— What you are asked to do —
Find the lines that contain the word "общие" and copy each one.

— Dataset records —
§

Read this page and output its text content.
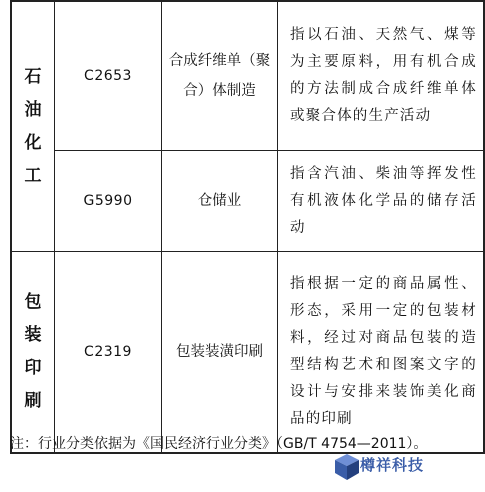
石
油
化
工	C2653	合成纤维单（聚合）体制造	指以石油、天然气、煤等为主要原料，用有机合成的方法制成合成纤维单体或聚合体的生产活动
	G5990	仓储业	指含汽油、柴油等挥发性有机液体化学品的储存活动

包
装
印
刷	C2319	包装装潢印刷	指根据一定的商品属性、形态，采用一定的包装材料，经过对商品包装的造型结构艺术和图案文字的设计与安排来装饰美化商品的印刷
注：行业分类依据为《国民经济行业分类》（GB/T 4754—2011）。
樽祥科技
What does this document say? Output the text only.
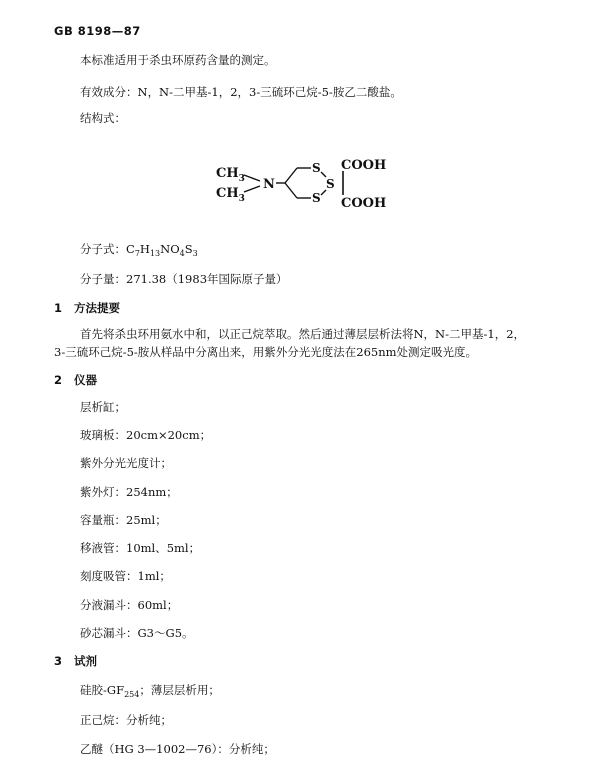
GB 8198—87
本标准适用于杀虫环原药含量的测定。
有效成分：N，N-二甲基-1，2，3-三硫环己烷-5-胺乙二酸盐。
结构式：
$CH_3$
$CH_3$
N
S
S
S
COOH
COOH
分子式：$C_7H_{13}NO_4S_3$
分子量：271.38（1983年国际原子量）
1 方法提要
首先将杀虫环用氨水中和，以正己烷萃取。然后通过薄层层析法将N，N-二甲基-1，2，
3-三硫环己烷-5-胺从样品中分离出来，用紫外分光光度法在265nm处测定吸光度。
2 仪器
层析缸；
玻璃板：20cm×20cm；
紫外分光光度计；
紫外灯：254nm；
容量瓶：25ml；
移液管：10ml、5ml；
刻度吸管：1ml；
分液漏斗：60ml；
砂芯漏斗：G3～G5。
3 试剂
硅胶$-GF_{254}$；薄层层析用；
正己烷：分析纯；
乙醚（HG 3—1002—76）：分析纯；
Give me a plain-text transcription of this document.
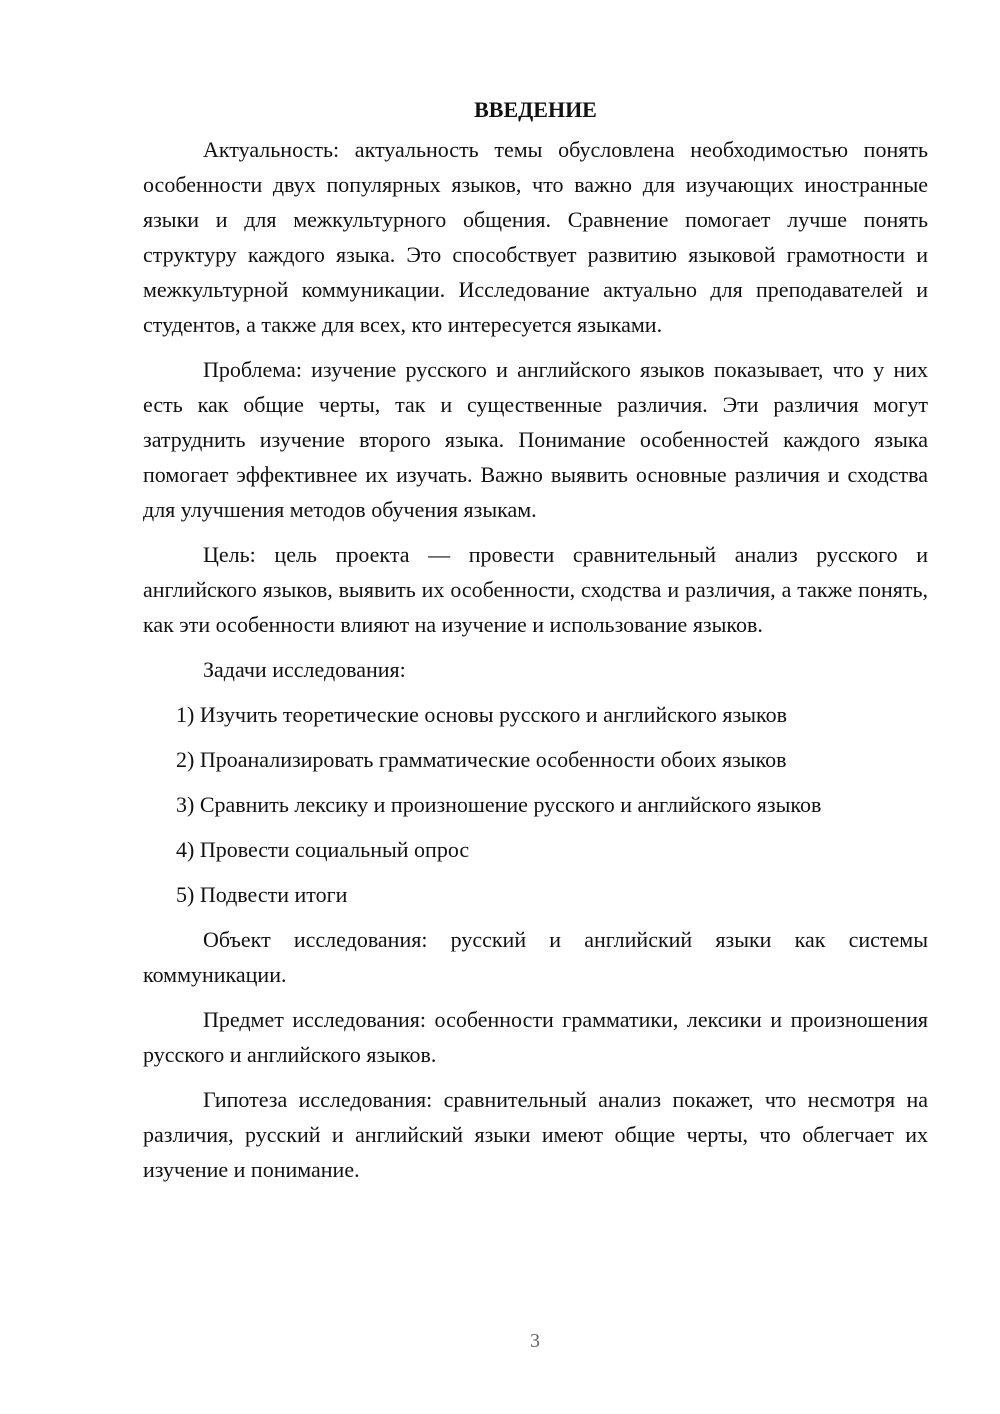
ВВЕДЕНИЕ

Актуальность: актуальность темы обусловлена необходимостью понять особенности двух популярных языков, что важно для изучающих иностранные языки и для межкультурного общения. Сравнение помогает лучше понять структуру каждого языка. Это способствует развитию языковой грамотности и межкультурной коммуникации. Исследование актуально для преподавателей и студентов, а также для всех, кто интересуется языками.

Проблема: изучение русского и английского языков показывает, что у них есть как общие черты, так и существенные различия. Эти различия могут затруднить изучение второго языка. Понимание особенностей каждого языка помогает эффективнее их изучать. Важно выявить основные различия и сходства для улучшения методов обучения языкам.

Цель: цель проекта — провести сравнительный анализ русского и английского языков, выявить их особенности, сходства и различия, а также понять, как эти особенности влияют на изучение и использование языков.

Задачи исследования:

1) Изучить теоретические основы русского и английского языков
2) Проанализировать грамматические особенности обоих языков
3) Сравнить лексику и произношение русского и английского языков
4) Провести социальный опрос
5) Подвести итоги

Объект исследования: русский и английский языки как системы коммуникации.

Предмет исследования: особенности грамматики, лексики и произношения русского и английского языков.

Гипотеза исследования: сравнительный анализ покажет, что несмотря на различия, русский и английский языки имеют общие черты, что облегчает их изучение и понимание.

3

§

— Answer for this exercise —
Проблема: изучение русского и английского языков показывает, что у них есть как общие черты, так и существенные различия. Эти различия могут затруднить изучение второго языка. Понимание особенностей каждого языка помогает эффективнее их изучать. Важно выявить основные различия и сходства для улучшения методов обучения языкам.
Гипотеза исследования: сравнительный анализ покажет, что несмотря на различия, русский и английский языки имеют общие черты, что облегчает их изучение и понимание.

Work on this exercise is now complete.